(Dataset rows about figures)

________

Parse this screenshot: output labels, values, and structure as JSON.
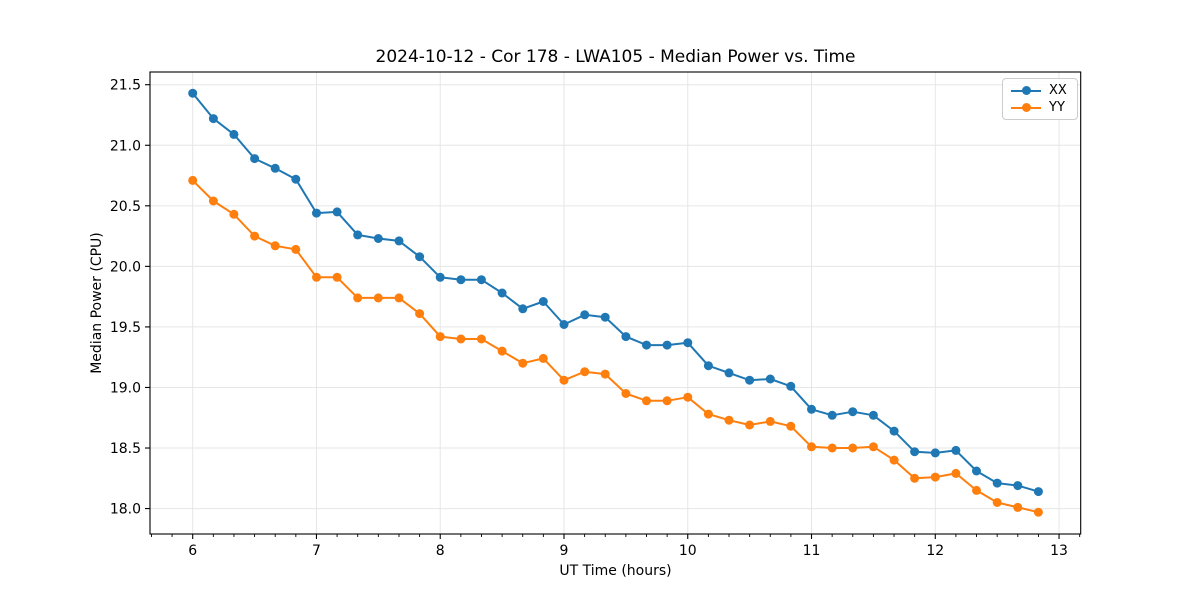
{
  "chart_data": {
    "type": "line",
    "title": "2024-10-12 - Cor 178 - LWA105 - Median Power vs. Time",
    "xlabel": "UT Time (hours)",
    "ylabel": "Median Power (CPU)",
    "xlim": [
      5.655,
      13.175
    ],
    "ylim": [
      17.79,
      21.605
    ],
    "xticks": [
      6,
      7,
      8,
      9,
      10,
      11,
      12,
      13
    ],
    "xtick_labels": [
      "6",
      "7",
      "8",
      "9",
      "10",
      "11",
      "12",
      "13"
    ],
    "yticks": [
      18.0,
      18.5,
      19.0,
      19.5,
      20.0,
      20.5,
      21.0,
      21.5
    ],
    "ytick_labels": [
      "18.0",
      "18.5",
      "19.0",
      "19.5",
      "20.0",
      "20.5",
      "21.0",
      "21.5"
    ],
    "x_minor_step": 0.1666667,
    "grid": true,
    "legend_position": "upper right",
    "x": [
      6.0,
      6.167,
      6.333,
      6.5,
      6.667,
      6.833,
      7.0,
      7.167,
      7.333,
      7.5,
      7.667,
      7.833,
      8.0,
      8.167,
      8.333,
      8.5,
      8.667,
      8.833,
      9.0,
      9.167,
      9.333,
      9.5,
      9.667,
      9.833,
      10.0,
      10.167,
      10.333,
      10.5,
      10.667,
      10.833,
      11.0,
      11.167,
      11.333,
      11.5,
      11.667,
      11.833,
      12.0,
      12.167,
      12.333,
      12.5,
      12.667,
      12.833
    ],
    "series": [
      {
        "name": "XX",
        "color": "#1f77b4",
        "values": [
          21.43,
          21.22,
          21.09,
          20.89,
          20.81,
          20.72,
          20.44,
          20.45,
          20.26,
          20.23,
          20.21,
          20.08,
          19.91,
          19.89,
          19.89,
          19.78,
          19.65,
          19.71,
          19.52,
          19.6,
          19.58,
          19.42,
          19.35,
          19.35,
          19.37,
          19.18,
          19.12,
          19.06,
          19.07,
          19.01,
          18.82,
          18.77,
          18.8,
          18.77,
          18.64,
          18.47,
          18.46,
          18.48,
          18.31,
          18.21,
          18.19,
          18.14
        ]
      },
      {
        "name": "YY",
        "color": "#ff7f0e",
        "values": [
          20.71,
          20.54,
          20.43,
          20.25,
          20.17,
          20.14,
          19.91,
          19.91,
          19.74,
          19.74,
          19.74,
          19.61,
          19.42,
          19.4,
          19.4,
          19.3,
          19.2,
          19.24,
          19.06,
          19.13,
          19.11,
          18.95,
          18.89,
          18.89,
          18.92,
          18.78,
          18.73,
          18.69,
          18.72,
          18.68,
          18.51,
          18.5,
          18.5,
          18.51,
          18.4,
          18.25,
          18.26,
          18.29,
          18.15,
          18.05,
          18.01,
          17.97
        ]
      }
    ]
  },
  "colors": {
    "background": "#ffffff",
    "text": "#000000",
    "grid": "#e6e6e6",
    "spine": "#000000",
    "legend_border": "#cccccc"
  }
}
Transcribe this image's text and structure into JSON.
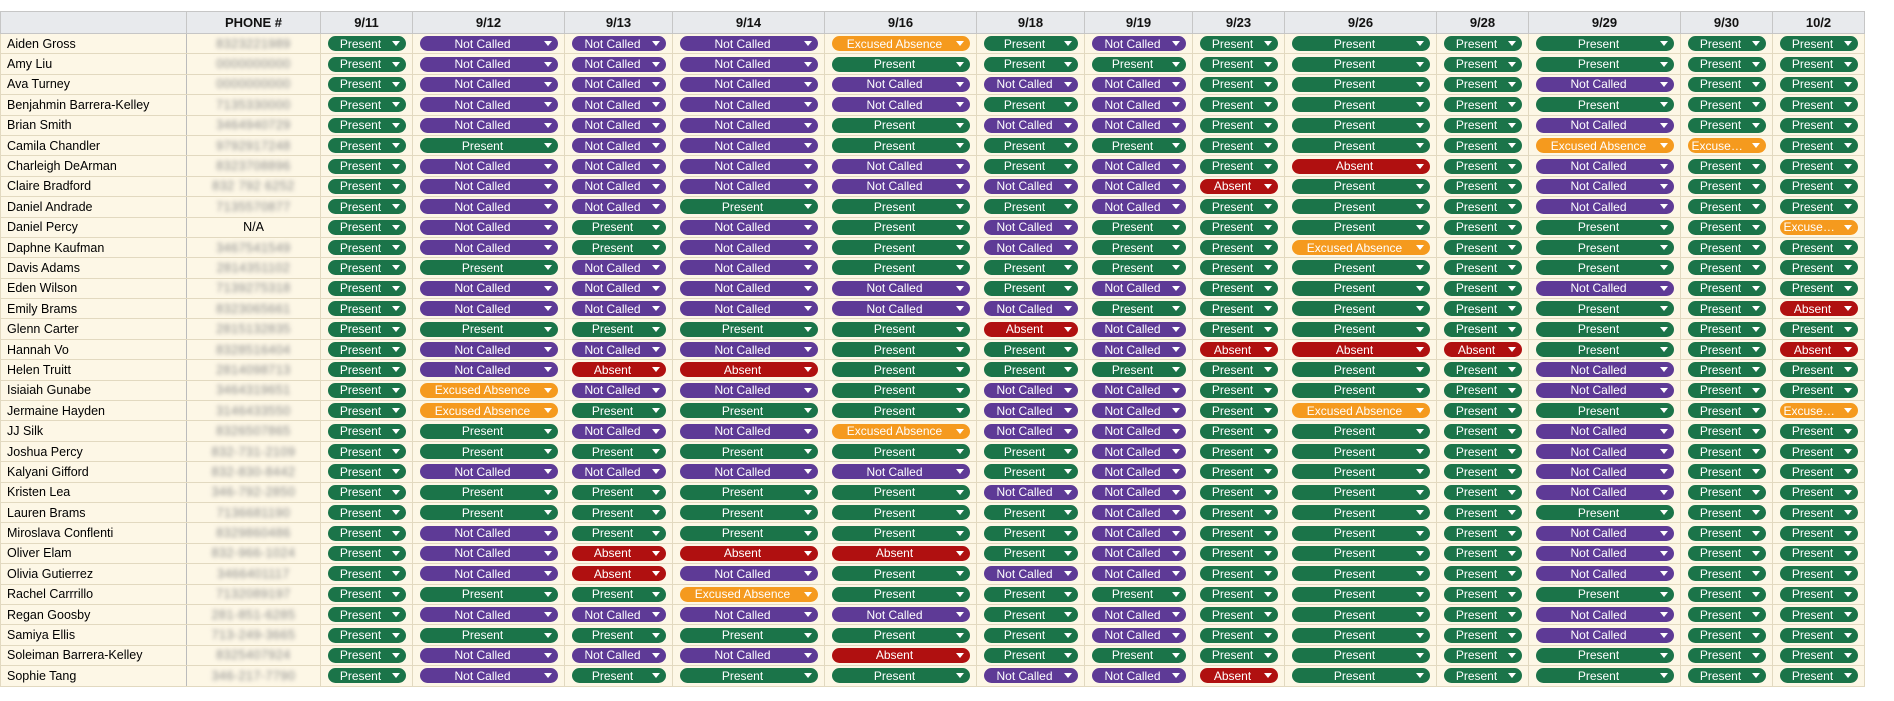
{
  "header": {
    "name_col": "",
    "phone_col": "PHONE #",
    "dates": [
      "9/11",
      "9/12",
      "9/13",
      "9/14",
      "9/16",
      "9/18",
      "9/19",
      "9/23",
      "9/26",
      "9/28",
      "9/29",
      "9/30",
      "10/2"
    ]
  },
  "status_colors": {
    "Present": "#1b7449",
    "Not Called": "#5e3a96",
    "Absent": "#b01010",
    "Excused Absence": "#f59a1e"
  },
  "rows": [
    {
      "name": "Aiden Gross",
      "phone": "8323221989",
      "statuses": [
        "Present",
        "Not Called",
        "Not Called",
        "Not Called",
        "Excused Absence",
        "Present",
        "Not Called",
        "Present",
        "Present",
        "Present",
        "Present",
        "Present",
        "Present"
      ]
    },
    {
      "name": "Amy Liu",
      "phone": "0000000000",
      "statuses": [
        "Present",
        "Not Called",
        "Not Called",
        "Not Called",
        "Present",
        "Present",
        "Present",
        "Present",
        "Present",
        "Present",
        "Present",
        "Present",
        "Present"
      ]
    },
    {
      "name": "Ava Turney",
      "phone": "0000000000",
      "statuses": [
        "Present",
        "Not Called",
        "Not Called",
        "Not Called",
        "Not Called",
        "Not Called",
        "Not Called",
        "Present",
        "Present",
        "Present",
        "Not Called",
        "Present",
        "Present"
      ]
    },
    {
      "name": "Benjahmin Barrera-Kelley",
      "phone": "7135330000",
      "statuses": [
        "Present",
        "Not Called",
        "Not Called",
        "Not Called",
        "Not Called",
        "Present",
        "Not Called",
        "Present",
        "Present",
        "Present",
        "Present",
        "Present",
        "Present"
      ]
    },
    {
      "name": "Brian Smith",
      "phone": "3464940729",
      "statuses": [
        "Present",
        "Not Called",
        "Not Called",
        "Not Called",
        "Present",
        "Not Called",
        "Not Called",
        "Present",
        "Present",
        "Present",
        "Not Called",
        "Present",
        "Present"
      ]
    },
    {
      "name": "Camila Chandler",
      "phone": "9792917248",
      "statuses": [
        "Present",
        "Present",
        "Not Called",
        "Not Called",
        "Present",
        "Present",
        "Present",
        "Present",
        "Present",
        "Present",
        "Excused Absence",
        "Excused Absence",
        "Present"
      ]
    },
    {
      "name": "Charleigh DeArman",
      "phone": "8323708896",
      "statuses": [
        "Present",
        "Not Called",
        "Not Called",
        "Not Called",
        "Not Called",
        "Present",
        "Not Called",
        "Present",
        "Absent",
        "Present",
        "Not Called",
        "Present",
        "Present"
      ]
    },
    {
      "name": "Claire Bradford",
      "phone": "832 792 6252",
      "statuses": [
        "Present",
        "Not Called",
        "Not Called",
        "Not Called",
        "Not Called",
        "Not Called",
        "Not Called",
        "Absent",
        "Present",
        "Present",
        "Not Called",
        "Present",
        "Present"
      ]
    },
    {
      "name": "Daniel Andrade",
      "phone": "7135570877",
      "statuses": [
        "Present",
        "Not Called",
        "Not Called",
        "Present",
        "Present",
        "Present",
        "Not Called",
        "Present",
        "Present",
        "Present",
        "Not Called",
        "Present",
        "Present"
      ]
    },
    {
      "name": "Daniel Percy",
      "phone": "N/A",
      "statuses": [
        "Present",
        "Not Called",
        "Present",
        "Not Called",
        "Present",
        "Not Called",
        "Present",
        "Present",
        "Present",
        "Present",
        "Present",
        "Present",
        "Excused Absence"
      ]
    },
    {
      "name": "Daphne Kaufman",
      "phone": "3467541549",
      "statuses": [
        "Present",
        "Not Called",
        "Present",
        "Not Called",
        "Present",
        "Not Called",
        "Present",
        "Present",
        "Excused Absence",
        "Present",
        "Present",
        "Present",
        "Present"
      ]
    },
    {
      "name": "Davis Adams",
      "phone": "2814351102",
      "statuses": [
        "Present",
        "Present",
        "Not Called",
        "Not Called",
        "Present",
        "Present",
        "Present",
        "Present",
        "Present",
        "Present",
        "Present",
        "Present",
        "Present"
      ]
    },
    {
      "name": "Eden Wilson",
      "phone": "7139275318",
      "statuses": [
        "Present",
        "Not Called",
        "Not Called",
        "Not Called",
        "Not Called",
        "Present",
        "Not Called",
        "Present",
        "Present",
        "Present",
        "Not Called",
        "Present",
        "Present"
      ]
    },
    {
      "name": "Emily Brams",
      "phone": "8323065661",
      "statuses": [
        "Present",
        "Not Called",
        "Not Called",
        "Not Called",
        "Not Called",
        "Not Called",
        "Present",
        "Present",
        "Present",
        "Present",
        "Present",
        "Present",
        "Absent"
      ]
    },
    {
      "name": "Glenn Carter",
      "phone": "2815132835",
      "statuses": [
        "Present",
        "Present",
        "Present",
        "Present",
        "Present",
        "Absent",
        "Not Called",
        "Present",
        "Present",
        "Present",
        "Present",
        "Present",
        "Present"
      ]
    },
    {
      "name": "Hannah Vo",
      "phone": "8328516404",
      "statuses": [
        "Present",
        "Not Called",
        "Not Called",
        "Not Called",
        "Present",
        "Present",
        "Not Called",
        "Absent",
        "Absent",
        "Absent",
        "Present",
        "Present",
        "Absent"
      ]
    },
    {
      "name": "Helen Truitt",
      "phone": "2814098713",
      "statuses": [
        "Present",
        "Not Called",
        "Absent",
        "Absent",
        "Present",
        "Present",
        "Present",
        "Present",
        "Present",
        "Present",
        "Not Called",
        "Present",
        "Present"
      ]
    },
    {
      "name": "Isiaiah Gunabe",
      "phone": "3464319651",
      "statuses": [
        "Present",
        "Excused Absence",
        "Not Called",
        "Not Called",
        "Present",
        "Not Called",
        "Not Called",
        "Present",
        "Present",
        "Present",
        "Not Called",
        "Present",
        "Present"
      ]
    },
    {
      "name": "Jermaine Hayden",
      "phone": "3146433550",
      "statuses": [
        "Present",
        "Excused Absence",
        "Present",
        "Present",
        "Present",
        "Not Called",
        "Not Called",
        "Present",
        "Excused Absence",
        "Present",
        "Present",
        "Present",
        "Excused Absence"
      ]
    },
    {
      "name": "JJ Silk",
      "phone": "8326507865",
      "statuses": [
        "Present",
        "Present",
        "Not Called",
        "Not Called",
        "Excused Absence",
        "Not Called",
        "Not Called",
        "Present",
        "Present",
        "Present",
        "Not Called",
        "Present",
        "Present"
      ]
    },
    {
      "name": "Joshua Percy",
      "phone": "832-731-2109",
      "statuses": [
        "Present",
        "Present",
        "Present",
        "Present",
        "Present",
        "Present",
        "Not Called",
        "Present",
        "Present",
        "Present",
        "Not Called",
        "Present",
        "Present"
      ]
    },
    {
      "name": "Kalyani Gifford",
      "phone": "832-830-8442",
      "statuses": [
        "Present",
        "Not Called",
        "Not Called",
        "Not Called",
        "Not Called",
        "Present",
        "Not Called",
        "Present",
        "Present",
        "Present",
        "Not Called",
        "Present",
        "Present"
      ]
    },
    {
      "name": "Kristen Lea",
      "phone": "346-792-2850",
      "statuses": [
        "Present",
        "Present",
        "Present",
        "Present",
        "Present",
        "Not Called",
        "Not Called",
        "Present",
        "Present",
        "Present",
        "Not Called",
        "Present",
        "Present"
      ]
    },
    {
      "name": "Lauren Brams",
      "phone": "7136681190",
      "statuses": [
        "Present",
        "Present",
        "Present",
        "Present",
        "Present",
        "Present",
        "Not Called",
        "Present",
        "Present",
        "Present",
        "Present",
        "Present",
        "Present"
      ]
    },
    {
      "name": "Miroslava Conflenti",
      "phone": "8329860486",
      "statuses": [
        "Present",
        "Not Called",
        "Present",
        "Present",
        "Present",
        "Present",
        "Not Called",
        "Present",
        "Present",
        "Present",
        "Not Called",
        "Present",
        "Present"
      ]
    },
    {
      "name": "Oliver Elam",
      "phone": "832-966-1024",
      "statuses": [
        "Present",
        "Not Called",
        "Absent",
        "Absent",
        "Absent",
        "Present",
        "Not Called",
        "Present",
        "Present",
        "Present",
        "Not Called",
        "Present",
        "Present"
      ]
    },
    {
      "name": "Olivia Gutierrez",
      "phone": "3466401117",
      "statuses": [
        "Present",
        "Not Called",
        "Absent",
        "Not Called",
        "Present",
        "Not Called",
        "Not Called",
        "Present",
        "Present",
        "Present",
        "Not Called",
        "Present",
        "Present"
      ]
    },
    {
      "name": "Rachel Carrrillo",
      "phone": "7132089197",
      "statuses": [
        "Present",
        "Present",
        "Present",
        "Excused Absence",
        "Present",
        "Present",
        "Present",
        "Present",
        "Present",
        "Present",
        "Present",
        "Present",
        "Present"
      ]
    },
    {
      "name": "Regan Goosby",
      "phone": "281-851-6285",
      "statuses": [
        "Present",
        "Not Called",
        "Not Called",
        "Not Called",
        "Not Called",
        "Present",
        "Not Called",
        "Present",
        "Present",
        "Present",
        "Not Called",
        "Present",
        "Present"
      ]
    },
    {
      "name": "Samiya Ellis",
      "phone": "713-249-3665",
      "statuses": [
        "Present",
        "Present",
        "Present",
        "Present",
        "Present",
        "Present",
        "Not Called",
        "Present",
        "Present",
        "Present",
        "Not Called",
        "Present",
        "Present"
      ]
    },
    {
      "name": "Soleiman Barrera-Kelley",
      "phone": "8325407924",
      "statuses": [
        "Present",
        "Not Called",
        "Not Called",
        "Not Called",
        "Absent",
        "Present",
        "Present",
        "Present",
        "Present",
        "Present",
        "Present",
        "Present",
        "Present"
      ]
    },
    {
      "name": "Sophie Tang",
      "phone": "346-217-7790",
      "statuses": [
        "Present",
        "Not Called",
        "Present",
        "Present",
        "Present",
        "Not Called",
        "Not Called",
        "Absent",
        "Present",
        "Present",
        "Present",
        "Present",
        "Present"
      ]
    }
  ]
}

________

From the listing, copy each line containing the word "JSON".

Parse this screenshot: output labels, values, and structure as JSON.
Transcribe this image's text and structure into JSON.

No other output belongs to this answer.